Return the material word for word. Do not include the pictures.

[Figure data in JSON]
[START]

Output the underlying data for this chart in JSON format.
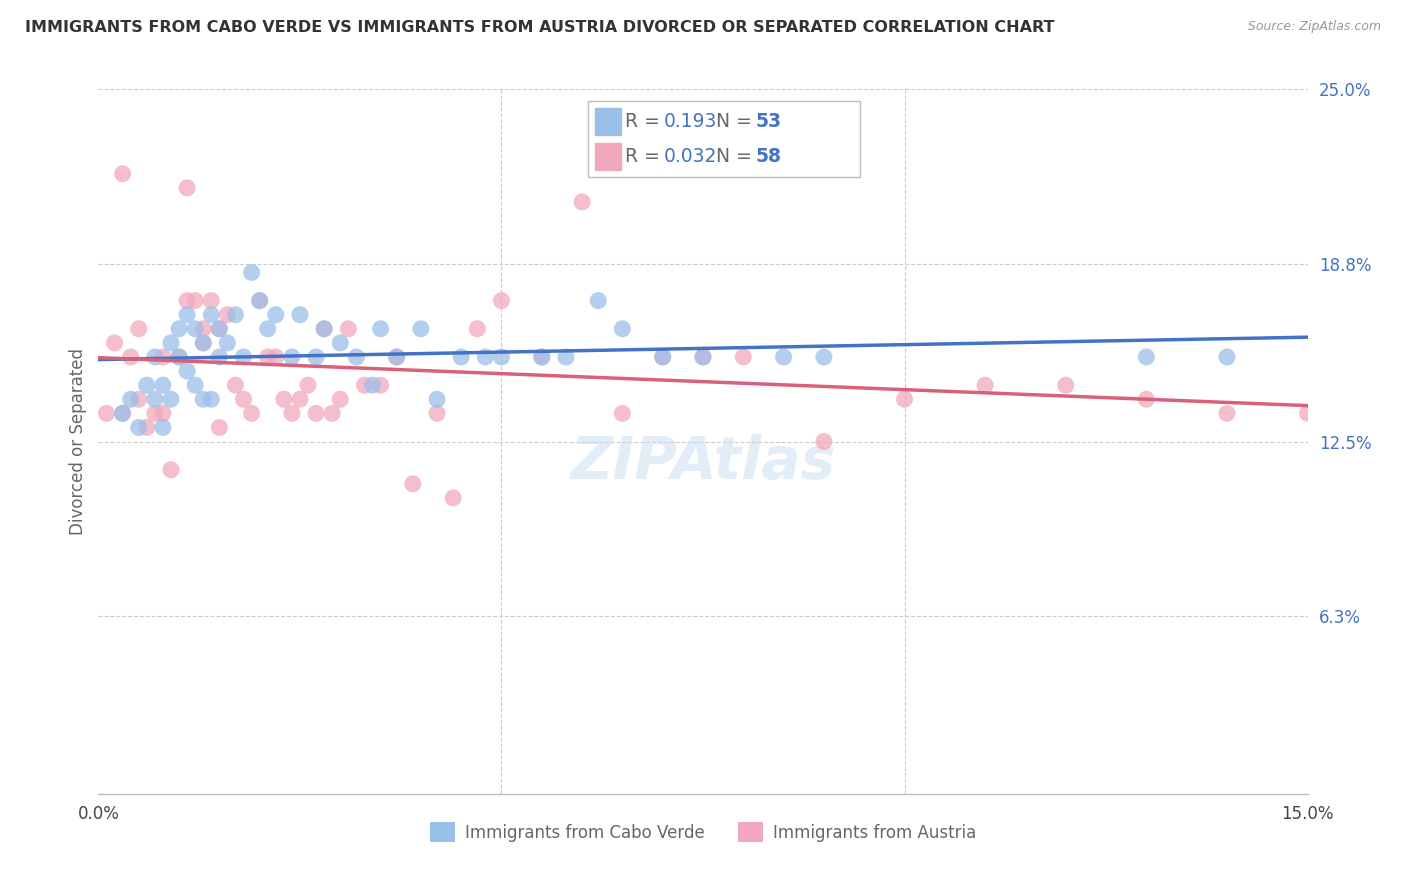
{
  "title": "IMMIGRANTS FROM CABO VERDE VS IMMIGRANTS FROM AUSTRIA DIVORCED OR SEPARATED CORRELATION CHART",
  "source": "Source: ZipAtlas.com",
  "ylabel": "Divorced or Separated",
  "xmin": 0.0,
  "xmax": 0.15,
  "ymin": 0.0,
  "ymax": 0.25,
  "ytick_vals": [
    0.063,
    0.125,
    0.188,
    0.25
  ],
  "ytick_labels": [
    "6.3%",
    "12.5%",
    "18.8%",
    "25.0%"
  ],
  "xtick_vals": [
    0.0,
    0.05,
    0.1,
    0.15
  ],
  "xtick_labels": [
    "0.0%",
    "",
    "",
    "15.0%"
  ],
  "cabo_verde_R": "0.193",
  "cabo_verde_N": "53",
  "austria_R": "0.032",
  "austria_N": "58",
  "cabo_verde_dot_color": "#9ABFE8",
  "austria_dot_color": "#F2A8BC",
  "cabo_verde_line_color": "#4472C4",
  "austria_line_color": "#D9607A",
  "legend_color": "#4472C4",
  "legend_label_cabo": "Immigrants from Cabo Verde",
  "legend_label_austria": "Immigrants from Austria",
  "watermark": "ZIPAtlas",
  "cabo_verde_x": [
    0.003,
    0.004,
    0.005,
    0.006,
    0.007,
    0.007,
    0.008,
    0.008,
    0.009,
    0.009,
    0.01,
    0.01,
    0.011,
    0.011,
    0.012,
    0.012,
    0.013,
    0.013,
    0.014,
    0.014,
    0.015,
    0.015,
    0.016,
    0.017,
    0.018,
    0.019,
    0.02,
    0.021,
    0.022,
    0.024,
    0.025,
    0.027,
    0.028,
    0.03,
    0.032,
    0.034,
    0.035,
    0.037,
    0.04,
    0.042,
    0.045,
    0.048,
    0.05,
    0.055,
    0.058,
    0.062,
    0.065,
    0.07,
    0.075,
    0.085,
    0.09,
    0.13,
    0.14
  ],
  "cabo_verde_y": [
    0.135,
    0.14,
    0.13,
    0.145,
    0.14,
    0.155,
    0.145,
    0.13,
    0.16,
    0.14,
    0.165,
    0.155,
    0.17,
    0.15,
    0.165,
    0.145,
    0.16,
    0.14,
    0.17,
    0.14,
    0.165,
    0.155,
    0.16,
    0.17,
    0.155,
    0.185,
    0.175,
    0.165,
    0.17,
    0.155,
    0.17,
    0.155,
    0.165,
    0.16,
    0.155,
    0.145,
    0.165,
    0.155,
    0.165,
    0.14,
    0.155,
    0.155,
    0.155,
    0.155,
    0.155,
    0.175,
    0.165,
    0.155,
    0.155,
    0.155,
    0.155,
    0.155,
    0.155
  ],
  "austria_x": [
    0.001,
    0.002,
    0.003,
    0.003,
    0.004,
    0.005,
    0.005,
    0.006,
    0.007,
    0.008,
    0.008,
    0.009,
    0.01,
    0.011,
    0.011,
    0.012,
    0.013,
    0.013,
    0.014,
    0.015,
    0.015,
    0.016,
    0.017,
    0.018,
    0.019,
    0.02,
    0.021,
    0.022,
    0.023,
    0.024,
    0.025,
    0.026,
    0.027,
    0.028,
    0.029,
    0.03,
    0.031,
    0.033,
    0.035,
    0.037,
    0.039,
    0.042,
    0.044,
    0.047,
    0.05,
    0.055,
    0.06,
    0.065,
    0.07,
    0.075,
    0.08,
    0.09,
    0.1,
    0.11,
    0.12,
    0.13,
    0.14,
    0.15
  ],
  "austria_y": [
    0.135,
    0.16,
    0.135,
    0.22,
    0.155,
    0.14,
    0.165,
    0.13,
    0.135,
    0.135,
    0.155,
    0.115,
    0.155,
    0.215,
    0.175,
    0.175,
    0.16,
    0.165,
    0.175,
    0.13,
    0.165,
    0.17,
    0.145,
    0.14,
    0.135,
    0.175,
    0.155,
    0.155,
    0.14,
    0.135,
    0.14,
    0.145,
    0.135,
    0.165,
    0.135,
    0.14,
    0.165,
    0.145,
    0.145,
    0.155,
    0.11,
    0.135,
    0.105,
    0.165,
    0.175,
    0.155,
    0.21,
    0.135,
    0.155,
    0.155,
    0.155,
    0.125,
    0.14,
    0.145,
    0.145,
    0.14,
    0.135,
    0.135
  ]
}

[END]

THE SOLUTION
Output the underlying data for this chart in JSON format.
{
  "title": "IMMIGRANTS FROM CABO VERDE VS IMMIGRANTS FROM AUSTRIA DIVORCED OR SEPARATED CORRELATION CHART",
  "source": "Source: ZipAtlas.com",
  "ylabel": "Divorced or Separated",
  "xmin": 0.0,
  "xmax": 0.15,
  "ymin": 0.0,
  "ymax": 0.25,
  "ytick_vals": [
    0.063,
    0.125,
    0.188,
    0.25
  ],
  "ytick_labels": [
    "6.3%",
    "12.5%",
    "18.8%",
    "25.0%"
  ],
  "xtick_vals": [
    0.0,
    0.05,
    0.1,
    0.15
  ],
  "xtick_labels": [
    "0.0%",
    "",
    "",
    "15.0%"
  ],
  "cabo_verde_R": "0.193",
  "cabo_verde_N": "53",
  "austria_R": "0.032",
  "austria_N": "58",
  "cabo_verde_dot_color": "#9ABFE8",
  "austria_dot_color": "#F2A8BC",
  "cabo_verde_line_color": "#4472C4",
  "austria_line_color": "#D9607A",
  "legend_color": "#4472C4",
  "legend_label_cabo": "Immigrants from Cabo Verde",
  "legend_label_austria": "Immigrants from Austria",
  "watermark": "ZIPAtlas",
  "cabo_verde_x": [
    0.003,
    0.004,
    0.005,
    0.006,
    0.007,
    0.007,
    0.008,
    0.008,
    0.009,
    0.009,
    0.01,
    0.01,
    0.011,
    0.011,
    0.012,
    0.012,
    0.013,
    0.013,
    0.014,
    0.014,
    0.015,
    0.015,
    0.016,
    0.017,
    0.018,
    0.019,
    0.02,
    0.021,
    0.022,
    0.024,
    0.025,
    0.027,
    0.028,
    0.03,
    0.032,
    0.034,
    0.035,
    0.037,
    0.04,
    0.042,
    0.045,
    0.048,
    0.05,
    0.055,
    0.058,
    0.062,
    0.065,
    0.07,
    0.075,
    0.085,
    0.09,
    0.13,
    0.14
  ],
  "cabo_verde_y": [
    0.135,
    0.14,
    0.13,
    0.145,
    0.14,
    0.155,
    0.145,
    0.13,
    0.16,
    0.14,
    0.165,
    0.155,
    0.17,
    0.15,
    0.165,
    0.145,
    0.16,
    0.14,
    0.17,
    0.14,
    0.165,
    0.155,
    0.16,
    0.17,
    0.155,
    0.185,
    0.175,
    0.165,
    0.17,
    0.155,
    0.17,
    0.155,
    0.165,
    0.16,
    0.155,
    0.145,
    0.165,
    0.155,
    0.165,
    0.14,
    0.155,
    0.155,
    0.155,
    0.155,
    0.155,
    0.175,
    0.165,
    0.155,
    0.155,
    0.155,
    0.155,
    0.155,
    0.155
  ],
  "austria_x": [
    0.001,
    0.002,
    0.003,
    0.003,
    0.004,
    0.005,
    0.005,
    0.006,
    0.007,
    0.008,
    0.008,
    0.009,
    0.01,
    0.011,
    0.011,
    0.012,
    0.013,
    0.013,
    0.014,
    0.015,
    0.015,
    0.016,
    0.017,
    0.018,
    0.019,
    0.02,
    0.021,
    0.022,
    0.023,
    0.024,
    0.025,
    0.026,
    0.027,
    0.028,
    0.029,
    0.03,
    0.031,
    0.033,
    0.035,
    0.037,
    0.039,
    0.042,
    0.044,
    0.047,
    0.05,
    0.055,
    0.06,
    0.065,
    0.07,
    0.075,
    0.08,
    0.09,
    0.1,
    0.11,
    0.12,
    0.13,
    0.14,
    0.15
  ],
  "austria_y": [
    0.135,
    0.16,
    0.135,
    0.22,
    0.155,
    0.14,
    0.165,
    0.13,
    0.135,
    0.135,
    0.155,
    0.115,
    0.155,
    0.215,
    0.175,
    0.175,
    0.16,
    0.165,
    0.175,
    0.13,
    0.165,
    0.17,
    0.145,
    0.14,
    0.135,
    0.175,
    0.155,
    0.155,
    0.14,
    0.135,
    0.14,
    0.145,
    0.135,
    0.165,
    0.135,
    0.14,
    0.165,
    0.145,
    0.145,
    0.155,
    0.11,
    0.135,
    0.105,
    0.165,
    0.175,
    0.155,
    0.21,
    0.135,
    0.155,
    0.155,
    0.155,
    0.125,
    0.14,
    0.145,
    0.145,
    0.14,
    0.135,
    0.135
  ]
}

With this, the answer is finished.